### [Required task]
Read the listing and extract each line that includes the word "para".

[Start of Records shown]

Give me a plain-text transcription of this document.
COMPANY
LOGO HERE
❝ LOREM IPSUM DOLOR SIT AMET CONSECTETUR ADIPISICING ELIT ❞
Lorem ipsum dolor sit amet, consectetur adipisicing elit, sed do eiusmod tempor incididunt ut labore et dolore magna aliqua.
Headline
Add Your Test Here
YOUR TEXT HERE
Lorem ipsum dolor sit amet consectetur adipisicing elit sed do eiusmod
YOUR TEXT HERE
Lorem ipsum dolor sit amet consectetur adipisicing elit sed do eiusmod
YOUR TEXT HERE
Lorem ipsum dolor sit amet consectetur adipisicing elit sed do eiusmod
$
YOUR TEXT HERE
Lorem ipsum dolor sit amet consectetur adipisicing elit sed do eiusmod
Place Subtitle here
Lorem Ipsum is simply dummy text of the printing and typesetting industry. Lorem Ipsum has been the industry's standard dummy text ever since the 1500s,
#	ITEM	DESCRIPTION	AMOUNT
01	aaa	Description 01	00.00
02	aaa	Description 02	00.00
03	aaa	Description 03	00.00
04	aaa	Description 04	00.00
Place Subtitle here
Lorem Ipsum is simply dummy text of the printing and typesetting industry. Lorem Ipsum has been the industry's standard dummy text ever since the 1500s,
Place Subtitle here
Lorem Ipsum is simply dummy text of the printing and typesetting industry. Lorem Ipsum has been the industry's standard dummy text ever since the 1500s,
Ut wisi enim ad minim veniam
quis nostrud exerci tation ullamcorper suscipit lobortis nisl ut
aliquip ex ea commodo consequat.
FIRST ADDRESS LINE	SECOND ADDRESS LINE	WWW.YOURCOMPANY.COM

[End of Records shown]
[Start of Records shown]

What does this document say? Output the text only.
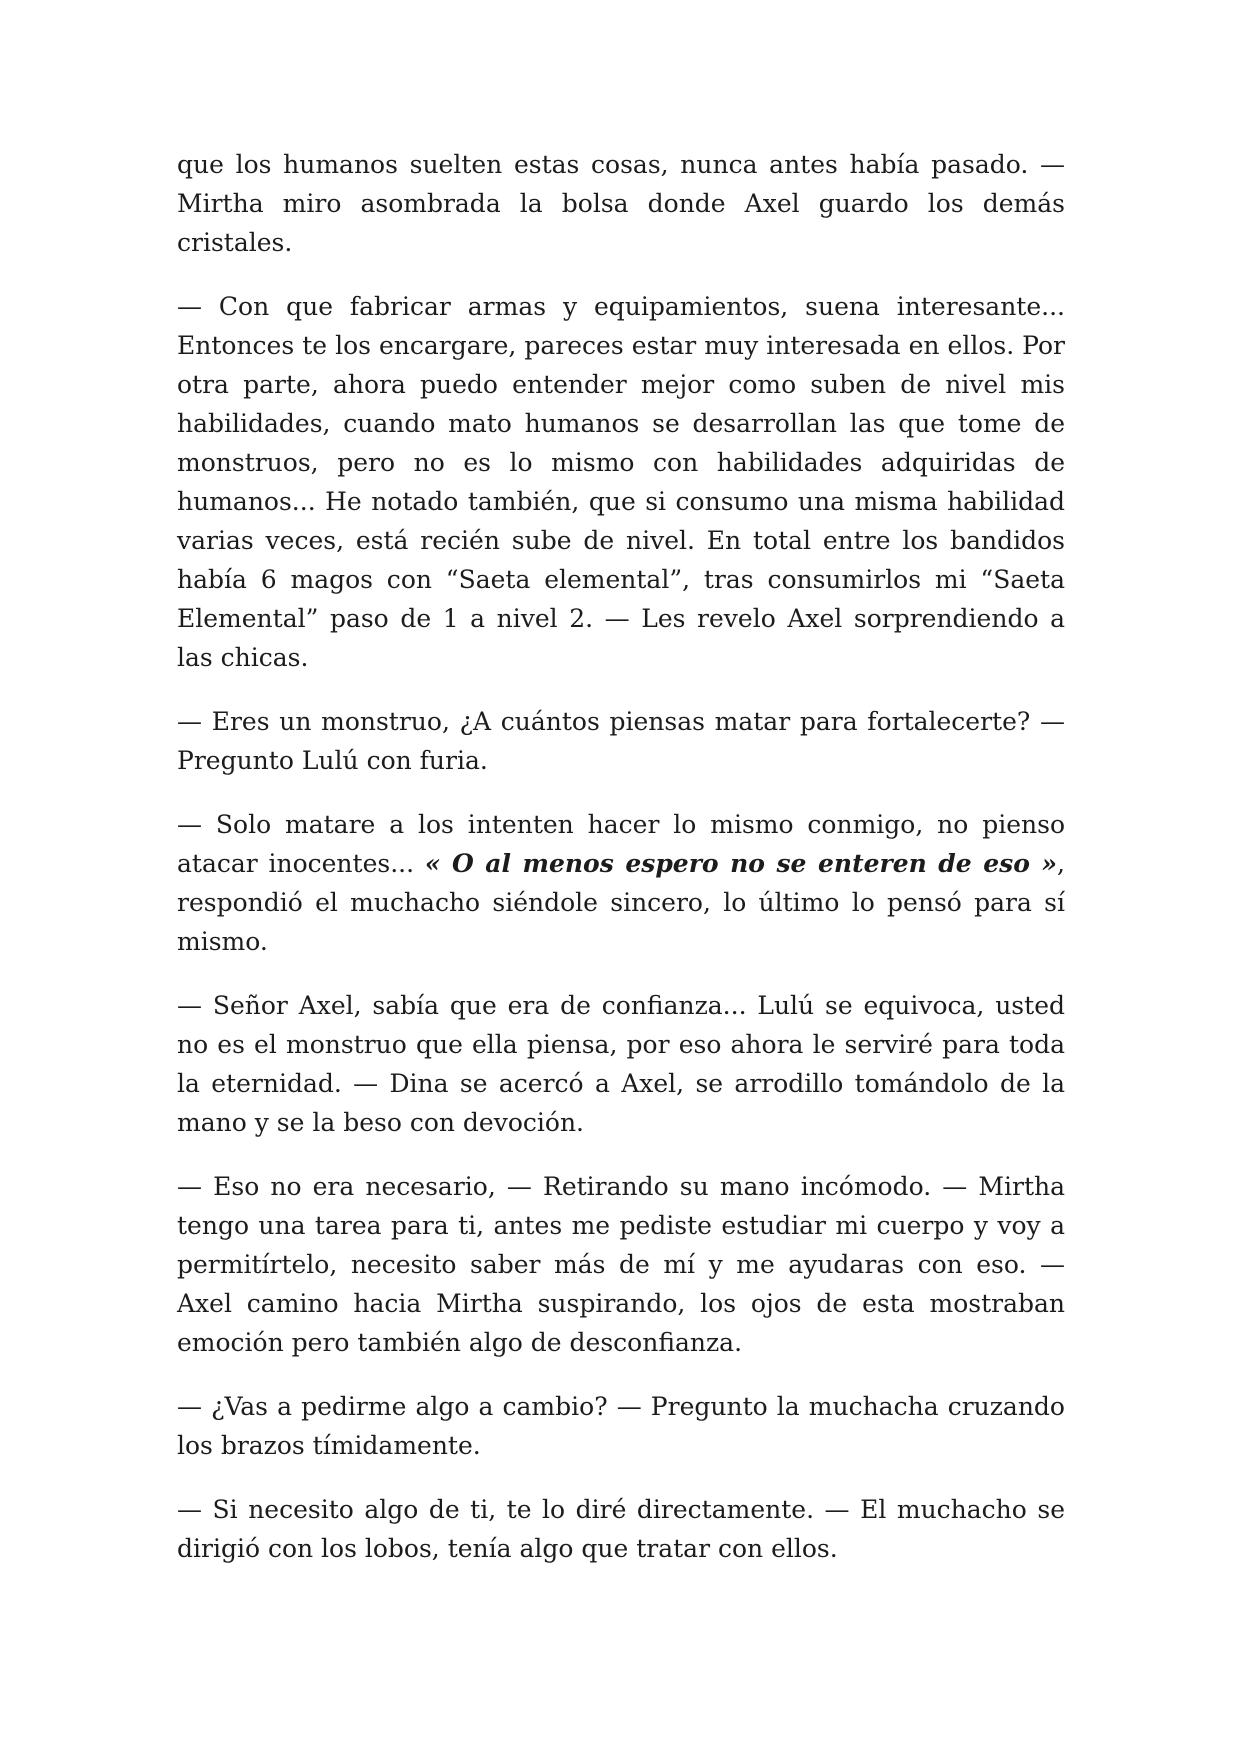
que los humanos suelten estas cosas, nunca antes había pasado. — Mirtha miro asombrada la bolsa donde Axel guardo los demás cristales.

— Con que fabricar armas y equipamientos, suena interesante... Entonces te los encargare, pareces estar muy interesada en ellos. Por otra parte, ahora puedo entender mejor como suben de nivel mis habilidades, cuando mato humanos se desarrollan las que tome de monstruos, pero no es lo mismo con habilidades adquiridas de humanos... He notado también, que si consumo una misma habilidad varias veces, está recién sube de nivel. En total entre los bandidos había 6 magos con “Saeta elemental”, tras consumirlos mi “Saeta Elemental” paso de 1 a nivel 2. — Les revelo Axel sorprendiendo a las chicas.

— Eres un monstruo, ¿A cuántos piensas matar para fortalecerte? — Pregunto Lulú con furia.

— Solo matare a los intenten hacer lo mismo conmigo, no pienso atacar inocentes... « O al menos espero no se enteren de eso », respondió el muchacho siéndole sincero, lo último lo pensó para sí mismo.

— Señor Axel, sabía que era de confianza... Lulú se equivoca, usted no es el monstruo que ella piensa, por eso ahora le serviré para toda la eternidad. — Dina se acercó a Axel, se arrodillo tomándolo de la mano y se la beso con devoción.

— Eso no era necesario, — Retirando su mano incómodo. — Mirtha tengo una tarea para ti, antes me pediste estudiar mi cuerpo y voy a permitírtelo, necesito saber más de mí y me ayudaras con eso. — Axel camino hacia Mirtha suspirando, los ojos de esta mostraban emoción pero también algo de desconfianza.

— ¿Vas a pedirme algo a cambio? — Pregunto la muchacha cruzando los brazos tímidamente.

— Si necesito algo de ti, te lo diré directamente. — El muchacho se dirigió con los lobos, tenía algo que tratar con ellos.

[End of Records shown]
[Start of Records shown]

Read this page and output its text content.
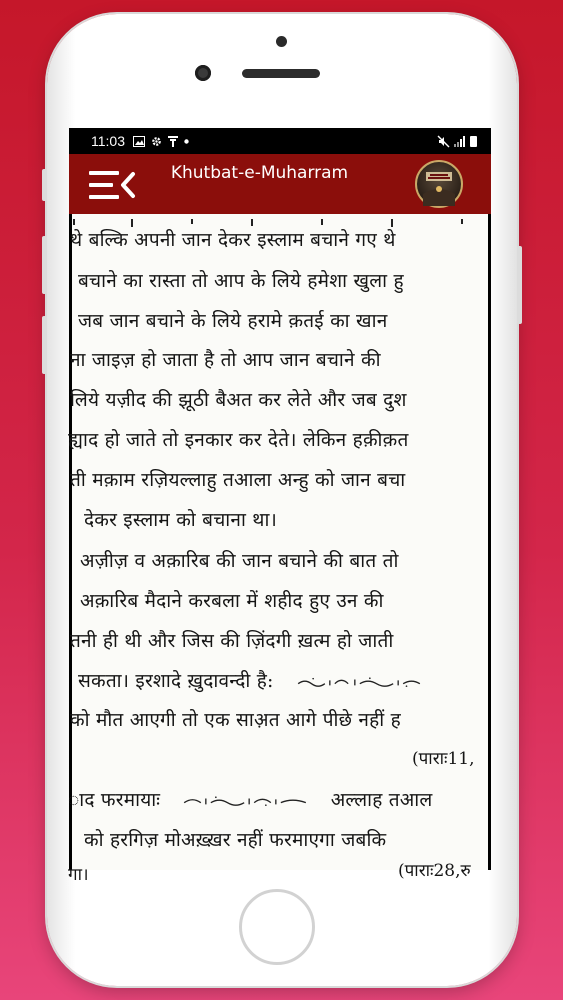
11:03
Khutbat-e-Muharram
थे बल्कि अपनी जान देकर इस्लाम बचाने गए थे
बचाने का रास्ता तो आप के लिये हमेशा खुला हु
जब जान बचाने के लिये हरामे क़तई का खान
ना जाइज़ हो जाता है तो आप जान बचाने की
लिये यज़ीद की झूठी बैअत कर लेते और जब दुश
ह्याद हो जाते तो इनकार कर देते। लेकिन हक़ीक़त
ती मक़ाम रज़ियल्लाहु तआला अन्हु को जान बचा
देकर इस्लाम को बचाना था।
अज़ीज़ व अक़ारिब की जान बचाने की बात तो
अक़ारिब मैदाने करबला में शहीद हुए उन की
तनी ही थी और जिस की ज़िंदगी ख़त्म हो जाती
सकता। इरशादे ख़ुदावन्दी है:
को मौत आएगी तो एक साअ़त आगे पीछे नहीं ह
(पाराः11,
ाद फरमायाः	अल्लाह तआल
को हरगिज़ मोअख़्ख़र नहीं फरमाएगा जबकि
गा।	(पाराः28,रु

[End of Records shown]

### [Reply]
— Eres un monstruo, ¿A cuántos piensas matar para fortalecerte? — Pregunto Lulú con furia.
— Solo matare a los intenten hacer lo mismo conmigo, no pienso atacar inocentes... « O al menos espero no se enteren de eso », respondió el muchacho siéndole sincero, lo último lo pensó para sí mismo.
— Señor Axel, sabía que era de confianza... Lulú se equivoca, usted no es el monstruo que ella piensa, por eso ahora le serviré para toda la eternidad. — Dina se acercó a Axel, se arrodillo tomándolo de la mano y se la beso con devoción.
— Eso no era necesario, — Retirando su mano incómodo. — Mirtha tengo una tarea para ti, antes me pediste estudiar mi cuerpo y voy a permitírtelo, necesito saber más de mí y me ayudaras con eso. — Axel camino hacia Mirtha suspirando, los ojos de esta mostraban emoción pero también algo de desconfianza.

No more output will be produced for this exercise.